• Requirement
Below are records. Count every line containing the word "articular" and give the number alone.

• Entries with figure data
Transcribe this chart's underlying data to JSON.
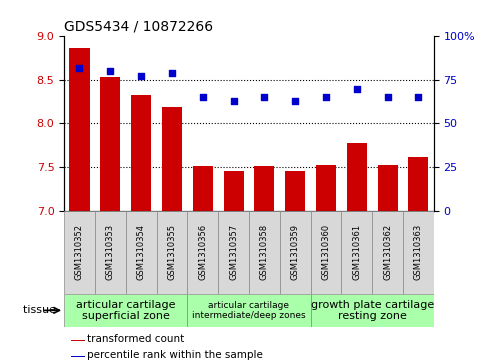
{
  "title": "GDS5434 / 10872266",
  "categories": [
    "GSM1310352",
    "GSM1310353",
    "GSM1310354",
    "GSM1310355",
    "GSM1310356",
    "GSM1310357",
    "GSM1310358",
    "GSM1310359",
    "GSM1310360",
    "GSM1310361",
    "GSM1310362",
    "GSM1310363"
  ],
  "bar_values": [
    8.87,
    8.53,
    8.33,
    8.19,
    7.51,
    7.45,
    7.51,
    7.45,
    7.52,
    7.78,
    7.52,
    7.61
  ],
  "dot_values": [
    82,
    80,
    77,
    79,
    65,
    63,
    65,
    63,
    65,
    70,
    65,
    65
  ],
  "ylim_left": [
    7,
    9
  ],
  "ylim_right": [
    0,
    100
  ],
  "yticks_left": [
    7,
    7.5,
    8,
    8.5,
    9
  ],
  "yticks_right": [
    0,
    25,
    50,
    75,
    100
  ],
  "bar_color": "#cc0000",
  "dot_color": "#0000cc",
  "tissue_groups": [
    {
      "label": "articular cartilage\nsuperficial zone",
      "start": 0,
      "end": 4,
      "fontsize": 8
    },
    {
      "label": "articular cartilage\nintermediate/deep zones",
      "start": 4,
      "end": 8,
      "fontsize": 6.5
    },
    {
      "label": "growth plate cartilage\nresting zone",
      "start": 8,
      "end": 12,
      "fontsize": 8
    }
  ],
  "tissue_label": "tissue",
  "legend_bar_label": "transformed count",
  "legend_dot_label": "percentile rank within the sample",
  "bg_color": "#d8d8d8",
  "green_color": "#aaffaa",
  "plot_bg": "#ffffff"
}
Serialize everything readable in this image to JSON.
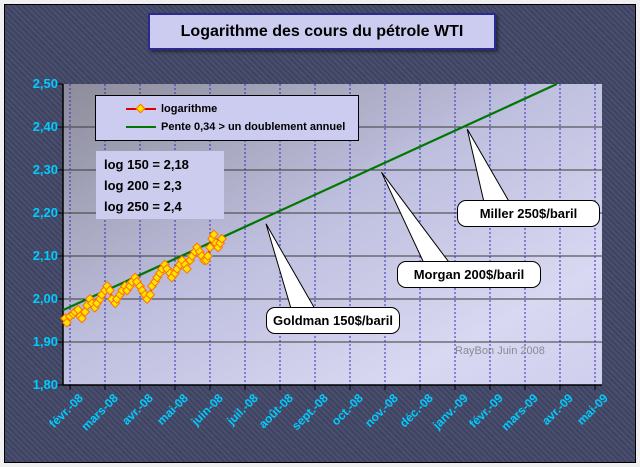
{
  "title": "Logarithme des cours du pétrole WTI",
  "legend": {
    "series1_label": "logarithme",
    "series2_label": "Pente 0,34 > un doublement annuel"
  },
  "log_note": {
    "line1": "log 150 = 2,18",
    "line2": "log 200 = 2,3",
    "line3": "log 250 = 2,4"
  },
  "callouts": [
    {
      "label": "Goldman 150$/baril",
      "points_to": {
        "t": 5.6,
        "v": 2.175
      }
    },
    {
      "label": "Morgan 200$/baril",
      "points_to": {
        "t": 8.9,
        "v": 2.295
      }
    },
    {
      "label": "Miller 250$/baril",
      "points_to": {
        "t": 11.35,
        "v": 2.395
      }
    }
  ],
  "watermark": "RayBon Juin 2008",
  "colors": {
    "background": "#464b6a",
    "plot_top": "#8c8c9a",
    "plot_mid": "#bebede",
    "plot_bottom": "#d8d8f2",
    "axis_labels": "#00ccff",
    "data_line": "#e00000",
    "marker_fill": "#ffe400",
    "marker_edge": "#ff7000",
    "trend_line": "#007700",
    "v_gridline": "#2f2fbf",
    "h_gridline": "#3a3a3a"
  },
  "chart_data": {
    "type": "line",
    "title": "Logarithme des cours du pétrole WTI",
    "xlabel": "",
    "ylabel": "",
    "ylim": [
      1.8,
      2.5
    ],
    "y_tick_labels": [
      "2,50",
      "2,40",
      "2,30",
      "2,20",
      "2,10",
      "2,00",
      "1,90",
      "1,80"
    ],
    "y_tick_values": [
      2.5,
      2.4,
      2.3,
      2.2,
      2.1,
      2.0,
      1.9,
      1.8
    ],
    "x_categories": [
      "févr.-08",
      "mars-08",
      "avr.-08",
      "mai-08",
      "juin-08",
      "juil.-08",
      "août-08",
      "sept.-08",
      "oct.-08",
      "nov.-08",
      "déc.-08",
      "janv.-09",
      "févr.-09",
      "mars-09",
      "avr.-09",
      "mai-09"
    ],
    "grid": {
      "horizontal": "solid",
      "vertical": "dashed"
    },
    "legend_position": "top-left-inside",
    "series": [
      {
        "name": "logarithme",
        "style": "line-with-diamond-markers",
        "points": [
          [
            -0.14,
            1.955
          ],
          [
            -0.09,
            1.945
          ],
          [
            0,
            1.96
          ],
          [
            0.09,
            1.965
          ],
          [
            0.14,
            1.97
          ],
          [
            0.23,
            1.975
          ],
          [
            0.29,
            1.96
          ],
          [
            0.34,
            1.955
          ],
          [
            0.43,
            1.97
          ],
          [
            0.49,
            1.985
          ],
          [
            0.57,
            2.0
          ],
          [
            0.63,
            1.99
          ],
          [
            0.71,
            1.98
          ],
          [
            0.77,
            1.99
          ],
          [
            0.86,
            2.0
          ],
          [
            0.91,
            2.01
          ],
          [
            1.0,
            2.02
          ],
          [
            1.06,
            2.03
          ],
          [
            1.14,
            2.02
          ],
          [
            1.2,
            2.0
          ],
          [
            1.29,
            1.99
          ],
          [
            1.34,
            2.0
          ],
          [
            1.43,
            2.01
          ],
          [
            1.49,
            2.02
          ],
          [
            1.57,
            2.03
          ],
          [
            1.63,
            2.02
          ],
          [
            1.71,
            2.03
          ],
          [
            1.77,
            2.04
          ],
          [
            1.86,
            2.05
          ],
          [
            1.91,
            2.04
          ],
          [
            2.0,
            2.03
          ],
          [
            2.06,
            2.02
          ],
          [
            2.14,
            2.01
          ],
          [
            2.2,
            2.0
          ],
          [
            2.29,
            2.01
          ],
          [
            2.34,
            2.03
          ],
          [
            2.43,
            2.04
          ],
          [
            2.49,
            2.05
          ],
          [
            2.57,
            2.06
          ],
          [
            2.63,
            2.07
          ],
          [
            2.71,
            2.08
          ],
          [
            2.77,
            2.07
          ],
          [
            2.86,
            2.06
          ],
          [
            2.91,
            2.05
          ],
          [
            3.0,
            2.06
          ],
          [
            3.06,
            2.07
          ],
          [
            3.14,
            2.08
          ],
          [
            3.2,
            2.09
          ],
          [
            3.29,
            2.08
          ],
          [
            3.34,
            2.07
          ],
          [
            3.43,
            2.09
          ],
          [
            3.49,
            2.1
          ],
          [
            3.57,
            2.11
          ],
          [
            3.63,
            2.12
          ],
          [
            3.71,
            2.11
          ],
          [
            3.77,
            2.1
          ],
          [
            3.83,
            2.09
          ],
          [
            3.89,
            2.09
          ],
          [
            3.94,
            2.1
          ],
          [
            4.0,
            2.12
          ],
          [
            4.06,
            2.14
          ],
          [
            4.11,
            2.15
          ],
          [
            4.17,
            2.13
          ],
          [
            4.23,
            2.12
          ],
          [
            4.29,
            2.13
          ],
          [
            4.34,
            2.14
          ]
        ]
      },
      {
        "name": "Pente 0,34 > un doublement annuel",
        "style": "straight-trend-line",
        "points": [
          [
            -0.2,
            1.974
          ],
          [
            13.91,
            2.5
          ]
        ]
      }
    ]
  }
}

• The completed task
2